◆ **RECORD LIST**:
^^^^^^^^^^^^^^^^
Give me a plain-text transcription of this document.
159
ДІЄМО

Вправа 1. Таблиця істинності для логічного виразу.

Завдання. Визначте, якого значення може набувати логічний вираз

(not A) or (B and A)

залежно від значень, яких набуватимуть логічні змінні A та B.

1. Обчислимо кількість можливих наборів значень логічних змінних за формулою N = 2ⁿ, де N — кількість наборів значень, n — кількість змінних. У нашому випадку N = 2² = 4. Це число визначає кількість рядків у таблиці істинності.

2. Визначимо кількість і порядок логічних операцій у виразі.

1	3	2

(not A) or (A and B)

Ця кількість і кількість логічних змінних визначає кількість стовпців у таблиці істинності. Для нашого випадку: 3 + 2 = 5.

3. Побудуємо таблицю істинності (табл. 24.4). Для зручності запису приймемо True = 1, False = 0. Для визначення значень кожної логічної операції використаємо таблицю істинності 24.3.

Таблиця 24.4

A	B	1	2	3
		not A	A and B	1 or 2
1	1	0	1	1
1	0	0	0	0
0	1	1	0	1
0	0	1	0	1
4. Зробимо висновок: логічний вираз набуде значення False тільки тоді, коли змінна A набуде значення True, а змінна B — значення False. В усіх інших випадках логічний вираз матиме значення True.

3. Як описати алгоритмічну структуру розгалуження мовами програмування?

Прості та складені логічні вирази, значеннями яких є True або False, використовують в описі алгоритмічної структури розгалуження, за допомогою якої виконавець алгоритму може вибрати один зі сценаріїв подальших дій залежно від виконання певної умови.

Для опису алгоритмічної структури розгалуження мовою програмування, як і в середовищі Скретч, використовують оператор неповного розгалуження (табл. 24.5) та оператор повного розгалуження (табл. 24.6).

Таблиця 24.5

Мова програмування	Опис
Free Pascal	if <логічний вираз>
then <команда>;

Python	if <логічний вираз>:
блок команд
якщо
^^^^^^^^^^^^^^^^
◆ **TASK TO CARRY OUT**:
Looking at the records above, report how many lines contain the word "випадку". Answer with the number only.

◆ **SOLVED PROBLEM**:
2